*Passage provided*:
Author Topic: Methane RS-68  (Read 2001 times)

Methane RS-68
« on: 07/14/2021 10:16 pm »
Preface: Yes, I absolutely understand that rocket engines are fundamentally designed around their propellant of choice, and that that cannot be changed without at least a partial redesign of the entire engine. That said, converting engines to run on other fuels has been done before (LH2 LR87, RL-10 on various fuels, various Russian programs), so it is a reasonable question to ask if it's possible with a specific engine and fuel, and whether or not that would be worthwhile.

I was thinking about the troubles ULA is having with Blue Origin recently, and found myself thinking, as I have before, about whether or not ULA has or had any other options for propelling Vulcan. The answer, as always, was that aside from the AR1, or perhaps building an entirely different RS-25 based monstrosity, they really didn't have another option.

(Visual layout records)

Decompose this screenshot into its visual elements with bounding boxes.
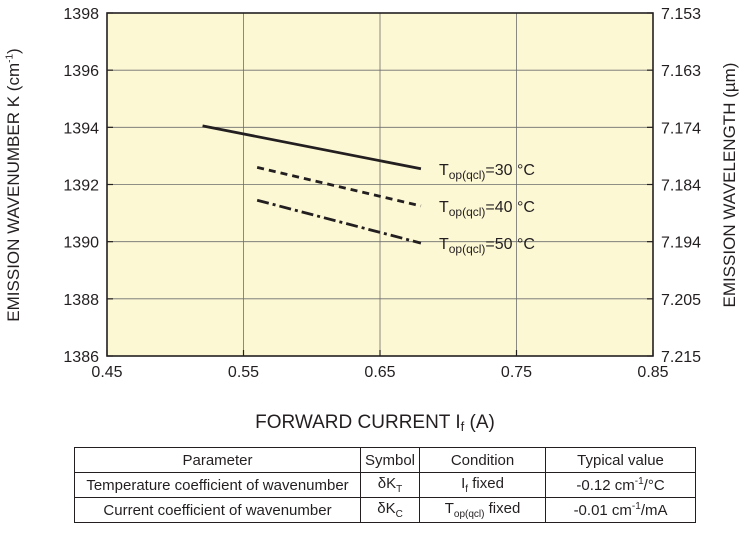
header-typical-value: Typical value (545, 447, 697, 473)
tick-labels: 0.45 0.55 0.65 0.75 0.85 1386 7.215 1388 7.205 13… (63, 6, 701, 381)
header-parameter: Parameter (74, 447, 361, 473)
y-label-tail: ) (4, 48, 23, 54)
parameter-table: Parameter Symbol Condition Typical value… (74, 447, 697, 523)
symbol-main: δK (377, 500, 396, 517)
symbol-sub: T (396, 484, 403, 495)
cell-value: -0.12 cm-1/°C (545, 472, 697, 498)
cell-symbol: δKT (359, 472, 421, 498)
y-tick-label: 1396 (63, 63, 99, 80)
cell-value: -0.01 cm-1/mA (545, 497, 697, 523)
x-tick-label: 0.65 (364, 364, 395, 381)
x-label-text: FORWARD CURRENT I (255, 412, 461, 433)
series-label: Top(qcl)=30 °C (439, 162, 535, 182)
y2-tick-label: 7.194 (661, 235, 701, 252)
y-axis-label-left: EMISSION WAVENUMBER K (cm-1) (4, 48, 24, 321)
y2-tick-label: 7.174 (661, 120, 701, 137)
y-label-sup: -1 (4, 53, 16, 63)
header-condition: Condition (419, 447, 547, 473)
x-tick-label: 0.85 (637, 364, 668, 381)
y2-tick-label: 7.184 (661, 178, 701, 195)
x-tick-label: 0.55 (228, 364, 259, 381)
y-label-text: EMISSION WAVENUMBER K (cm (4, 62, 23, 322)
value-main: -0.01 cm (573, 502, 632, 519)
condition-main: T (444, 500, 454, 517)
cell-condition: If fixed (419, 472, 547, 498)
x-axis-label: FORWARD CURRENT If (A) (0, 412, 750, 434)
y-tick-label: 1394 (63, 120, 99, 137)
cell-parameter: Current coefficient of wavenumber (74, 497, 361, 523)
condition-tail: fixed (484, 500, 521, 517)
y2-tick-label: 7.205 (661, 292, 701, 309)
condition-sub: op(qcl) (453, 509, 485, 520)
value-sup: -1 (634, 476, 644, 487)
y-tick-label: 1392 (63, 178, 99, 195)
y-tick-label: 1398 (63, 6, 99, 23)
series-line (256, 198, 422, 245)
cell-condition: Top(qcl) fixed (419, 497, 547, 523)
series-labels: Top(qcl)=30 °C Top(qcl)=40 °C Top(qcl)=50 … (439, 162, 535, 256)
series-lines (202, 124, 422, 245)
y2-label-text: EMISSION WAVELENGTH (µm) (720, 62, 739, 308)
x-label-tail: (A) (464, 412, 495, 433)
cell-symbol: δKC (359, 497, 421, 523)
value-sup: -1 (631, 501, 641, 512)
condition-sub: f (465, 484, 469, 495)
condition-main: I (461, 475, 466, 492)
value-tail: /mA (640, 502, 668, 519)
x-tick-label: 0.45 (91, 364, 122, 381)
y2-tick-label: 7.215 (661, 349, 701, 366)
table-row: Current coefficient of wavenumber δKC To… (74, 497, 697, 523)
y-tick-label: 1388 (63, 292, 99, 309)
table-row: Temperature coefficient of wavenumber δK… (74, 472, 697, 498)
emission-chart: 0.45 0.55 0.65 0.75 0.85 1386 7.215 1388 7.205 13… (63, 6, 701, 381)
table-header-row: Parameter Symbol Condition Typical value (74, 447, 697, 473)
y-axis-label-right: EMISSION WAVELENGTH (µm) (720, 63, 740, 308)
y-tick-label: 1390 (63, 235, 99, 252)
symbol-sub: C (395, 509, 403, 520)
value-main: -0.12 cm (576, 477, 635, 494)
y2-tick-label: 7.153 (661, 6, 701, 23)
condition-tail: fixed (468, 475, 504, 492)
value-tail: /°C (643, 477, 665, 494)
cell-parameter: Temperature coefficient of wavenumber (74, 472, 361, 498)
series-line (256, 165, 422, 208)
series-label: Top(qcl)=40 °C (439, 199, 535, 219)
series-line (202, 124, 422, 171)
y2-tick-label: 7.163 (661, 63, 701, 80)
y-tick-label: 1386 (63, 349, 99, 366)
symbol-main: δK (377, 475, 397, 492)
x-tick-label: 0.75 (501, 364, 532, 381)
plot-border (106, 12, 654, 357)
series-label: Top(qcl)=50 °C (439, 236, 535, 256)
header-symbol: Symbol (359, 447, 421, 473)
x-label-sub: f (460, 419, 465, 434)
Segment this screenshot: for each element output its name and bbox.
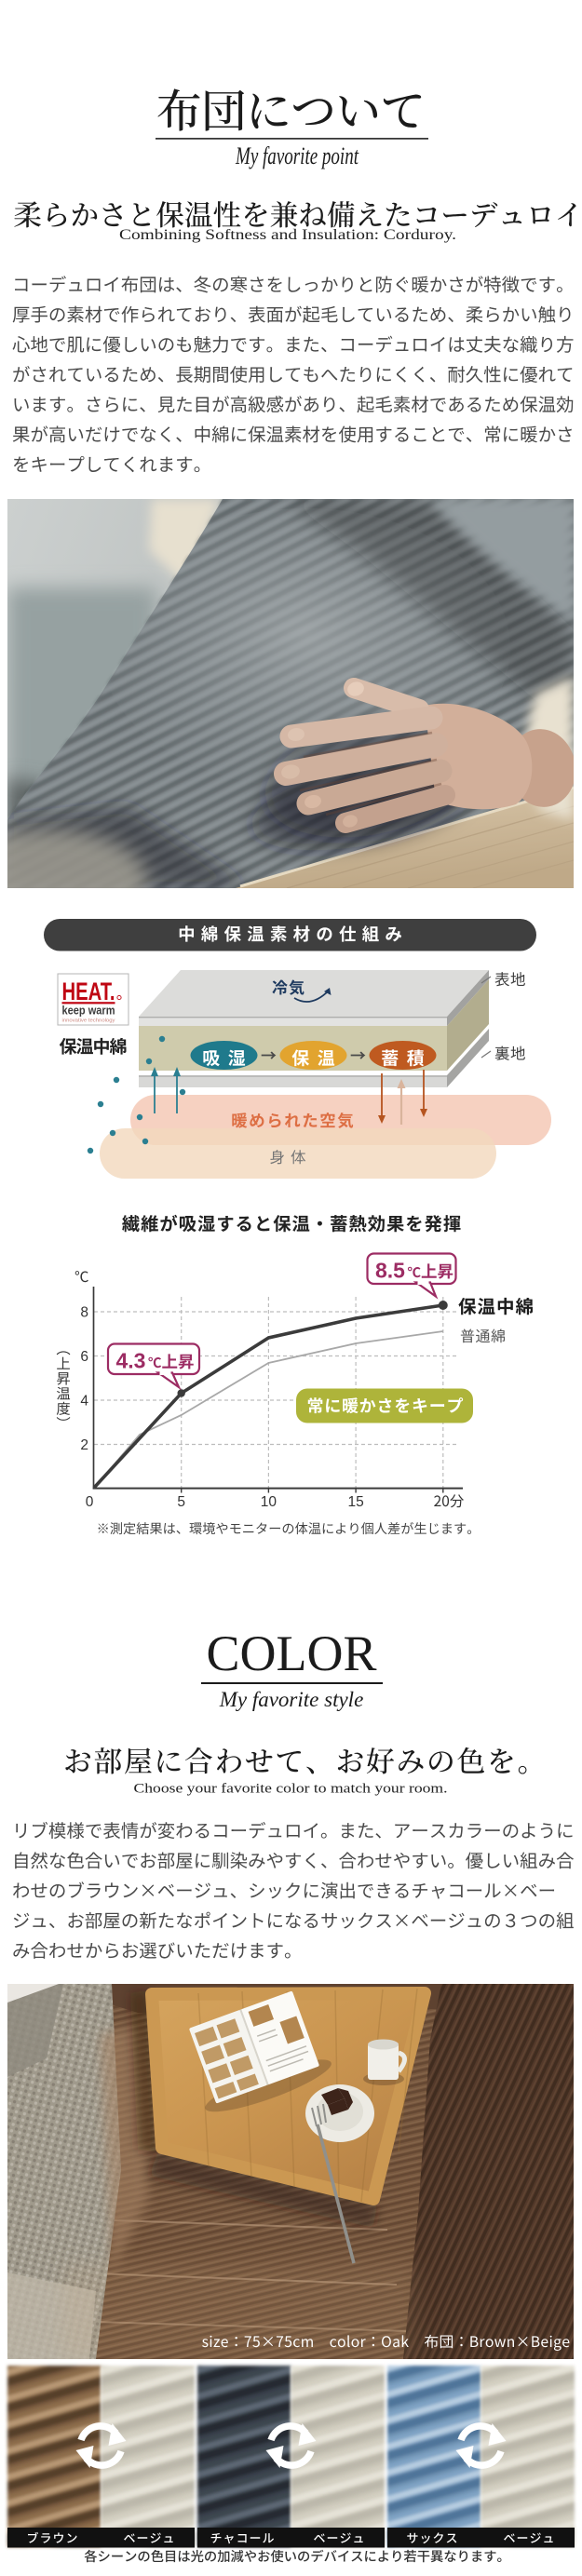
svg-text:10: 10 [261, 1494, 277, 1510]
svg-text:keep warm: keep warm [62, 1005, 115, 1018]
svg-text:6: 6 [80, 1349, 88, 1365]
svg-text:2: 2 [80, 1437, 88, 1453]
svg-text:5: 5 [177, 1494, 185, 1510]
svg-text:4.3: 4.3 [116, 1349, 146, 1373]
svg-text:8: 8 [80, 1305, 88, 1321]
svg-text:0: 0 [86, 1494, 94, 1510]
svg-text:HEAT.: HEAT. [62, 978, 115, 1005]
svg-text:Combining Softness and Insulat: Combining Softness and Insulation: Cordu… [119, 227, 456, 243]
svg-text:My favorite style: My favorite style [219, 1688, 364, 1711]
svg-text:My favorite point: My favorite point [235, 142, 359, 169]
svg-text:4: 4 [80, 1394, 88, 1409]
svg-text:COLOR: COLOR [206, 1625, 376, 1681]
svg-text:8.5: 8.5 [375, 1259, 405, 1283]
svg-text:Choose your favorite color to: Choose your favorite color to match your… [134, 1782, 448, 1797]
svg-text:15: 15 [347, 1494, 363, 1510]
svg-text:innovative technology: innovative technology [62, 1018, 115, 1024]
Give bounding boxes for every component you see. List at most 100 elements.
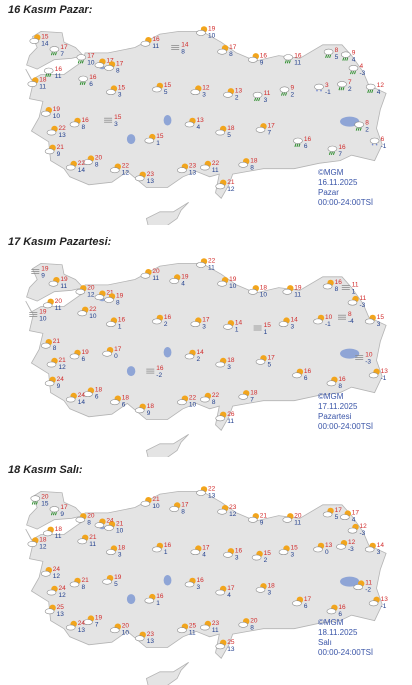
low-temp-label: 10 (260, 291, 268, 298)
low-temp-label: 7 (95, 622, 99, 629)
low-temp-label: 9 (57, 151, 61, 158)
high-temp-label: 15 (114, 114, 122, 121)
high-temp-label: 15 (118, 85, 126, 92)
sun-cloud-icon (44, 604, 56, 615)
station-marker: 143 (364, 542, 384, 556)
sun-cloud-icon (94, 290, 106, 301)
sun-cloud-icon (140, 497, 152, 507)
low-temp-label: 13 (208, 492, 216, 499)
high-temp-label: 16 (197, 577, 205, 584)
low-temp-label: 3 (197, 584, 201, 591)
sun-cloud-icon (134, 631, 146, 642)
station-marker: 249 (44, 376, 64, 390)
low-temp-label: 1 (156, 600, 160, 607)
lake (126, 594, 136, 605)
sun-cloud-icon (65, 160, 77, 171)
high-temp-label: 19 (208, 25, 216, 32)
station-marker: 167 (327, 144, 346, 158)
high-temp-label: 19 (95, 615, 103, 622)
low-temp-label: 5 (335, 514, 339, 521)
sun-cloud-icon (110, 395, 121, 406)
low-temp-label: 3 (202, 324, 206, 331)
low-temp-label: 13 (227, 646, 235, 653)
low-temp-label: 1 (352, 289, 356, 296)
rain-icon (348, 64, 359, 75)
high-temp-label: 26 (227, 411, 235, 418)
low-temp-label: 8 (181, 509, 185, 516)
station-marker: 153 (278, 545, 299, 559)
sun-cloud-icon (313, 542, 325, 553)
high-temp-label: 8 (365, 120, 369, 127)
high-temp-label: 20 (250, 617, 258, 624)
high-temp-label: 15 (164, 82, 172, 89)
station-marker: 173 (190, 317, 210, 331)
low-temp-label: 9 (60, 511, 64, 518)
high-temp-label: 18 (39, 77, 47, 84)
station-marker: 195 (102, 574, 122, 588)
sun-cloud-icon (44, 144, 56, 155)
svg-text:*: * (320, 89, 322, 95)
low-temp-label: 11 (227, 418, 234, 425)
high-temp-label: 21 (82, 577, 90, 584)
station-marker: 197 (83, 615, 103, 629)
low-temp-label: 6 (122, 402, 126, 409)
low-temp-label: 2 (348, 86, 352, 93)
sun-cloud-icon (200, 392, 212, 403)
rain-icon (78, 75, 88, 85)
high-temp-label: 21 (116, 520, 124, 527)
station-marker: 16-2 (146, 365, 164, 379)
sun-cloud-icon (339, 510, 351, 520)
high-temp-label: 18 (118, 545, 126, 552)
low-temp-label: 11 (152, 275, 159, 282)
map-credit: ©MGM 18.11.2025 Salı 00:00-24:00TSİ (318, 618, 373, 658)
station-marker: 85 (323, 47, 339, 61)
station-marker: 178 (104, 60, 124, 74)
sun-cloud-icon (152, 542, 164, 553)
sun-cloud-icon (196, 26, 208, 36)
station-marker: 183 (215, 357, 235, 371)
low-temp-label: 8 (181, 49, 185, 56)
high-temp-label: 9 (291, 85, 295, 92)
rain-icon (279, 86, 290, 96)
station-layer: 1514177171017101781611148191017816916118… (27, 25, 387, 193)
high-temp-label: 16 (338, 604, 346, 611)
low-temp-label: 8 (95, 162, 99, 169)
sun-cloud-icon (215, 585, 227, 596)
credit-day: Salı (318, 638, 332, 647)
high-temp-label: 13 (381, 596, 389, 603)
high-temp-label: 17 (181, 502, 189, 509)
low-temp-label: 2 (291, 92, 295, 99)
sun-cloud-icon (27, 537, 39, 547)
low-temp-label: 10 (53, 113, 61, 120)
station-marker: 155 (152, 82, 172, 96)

*Problems and tasks*:
[A] Retype everything in the forum post about a methane RS-68 from "Preface: Yes, I" down to "would be worthwhile.".
[B] Write what comes next in the forum post about a methane RS-68, starting after its final sentence.

*Expected responses*:
[A]
Preface: Yes, I absolutely understand that rocket engines are fundamentally designed around their propellant of choice, and that that cannot be changed without at least a partial redesign of the entire engine. That said, converting engines to run on other fuels has been done before (LH2 LR87, RL-10 on various fuels, various Russian programs), so it is a reasonable question to ask if it's possible with a specific engine and fuel, and whether or not that would be worthwhile.

[B]
The closest thing I have ever been able to come up with is an RS-68 that burns LOX and a hydrocarbon instead of hydrogen. But such an engine would be about 1.5x (7/5ths) the thrust of the BE-4 and AR1; small enough that one isn't enough, but big enough that two is too much. Not to mention that the RS-68 is huge, so just fitting two under a 5.4m core couldn't be easy.

Usually I just dismiss the idea outright at that point, but I decided today, for whatever reason, that I was curious if it was ever even feasible to begin with. So, converting the RS-68 to use methane as the fuel instead of hydrogen; plausible or not? And if it is plausible, would it be a cheaper development program than developing a brand new engine of the same size?
Wait, ∆V? This site will accept the ∆ symbol? How many times have I written out the word "delta" for no reason?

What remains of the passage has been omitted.